--- Start Material to process ---
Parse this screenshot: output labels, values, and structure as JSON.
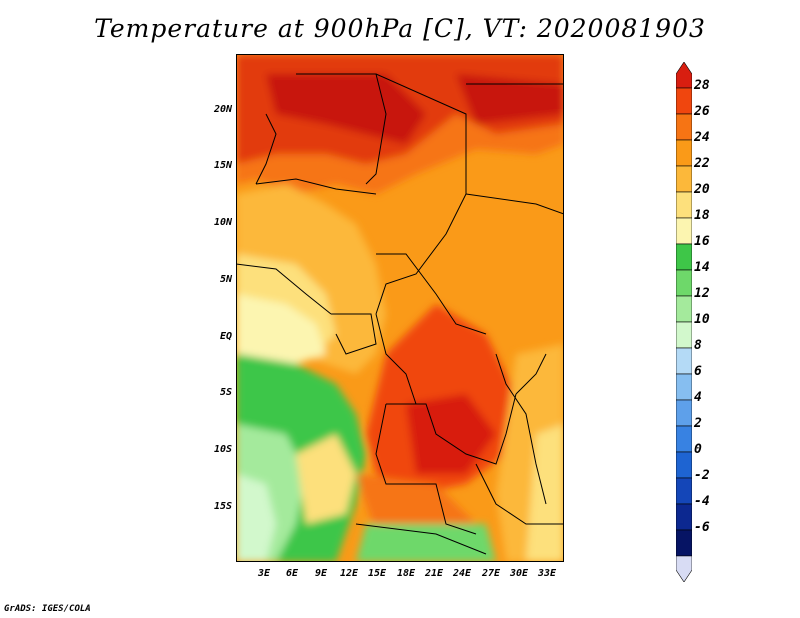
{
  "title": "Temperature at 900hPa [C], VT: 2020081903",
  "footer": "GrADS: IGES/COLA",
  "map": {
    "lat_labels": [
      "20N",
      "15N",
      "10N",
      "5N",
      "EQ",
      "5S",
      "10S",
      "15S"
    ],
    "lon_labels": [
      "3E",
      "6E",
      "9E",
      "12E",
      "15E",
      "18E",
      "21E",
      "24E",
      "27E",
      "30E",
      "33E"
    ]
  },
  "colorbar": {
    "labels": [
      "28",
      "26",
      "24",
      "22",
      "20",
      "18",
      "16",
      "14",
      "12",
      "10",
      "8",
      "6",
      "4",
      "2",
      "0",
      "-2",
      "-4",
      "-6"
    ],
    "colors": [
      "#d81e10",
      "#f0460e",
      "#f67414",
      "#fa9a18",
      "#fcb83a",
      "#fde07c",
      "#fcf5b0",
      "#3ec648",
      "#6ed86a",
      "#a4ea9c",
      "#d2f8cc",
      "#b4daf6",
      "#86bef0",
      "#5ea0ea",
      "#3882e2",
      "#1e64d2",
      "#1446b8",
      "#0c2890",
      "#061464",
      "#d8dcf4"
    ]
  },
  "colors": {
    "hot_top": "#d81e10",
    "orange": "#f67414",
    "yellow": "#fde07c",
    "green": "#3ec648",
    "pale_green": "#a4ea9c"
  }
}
--- End Material to process ---
**What you have to do**
Leaving aside the images, write out the entries above word for word.

**Correct response**
Parse this screenshot: output labels, values, and structure as JSON.
{
  "title": "Temperature at 900hPa [C], VT: 2020081903",
  "footer": "GrADS: IGES/COLA",
  "map": {
    "lat_labels": [
      "20N",
      "15N",
      "10N",
      "5N",
      "EQ",
      "5S",
      "10S",
      "15S"
    ],
    "lon_labels": [
      "3E",
      "6E",
      "9E",
      "12E",
      "15E",
      "18E",
      "21E",
      "24E",
      "27E",
      "30E",
      "33E"
    ]
  },
  "colorbar": {
    "labels": [
      "28",
      "26",
      "24",
      "22",
      "20",
      "18",
      "16",
      "14",
      "12",
      "10",
      "8",
      "6",
      "4",
      "2",
      "0",
      "-2",
      "-4",
      "-6"
    ],
    "colors": [
      "#d81e10",
      "#f0460e",
      "#f67414",
      "#fa9a18",
      "#fcb83a",
      "#fde07c",
      "#fcf5b0",
      "#3ec648",
      "#6ed86a",
      "#a4ea9c",
      "#d2f8cc",
      "#b4daf6",
      "#86bef0",
      "#5ea0ea",
      "#3882e2",
      "#1e64d2",
      "#1446b8",
      "#0c2890",
      "#061464",
      "#d8dcf4"
    ]
  },
  "colors": {
    "hot_top": "#d81e10",
    "orange": "#f67414",
    "yellow": "#fde07c",
    "green": "#3ec648",
    "pale_green": "#a4ea9c"
  }
}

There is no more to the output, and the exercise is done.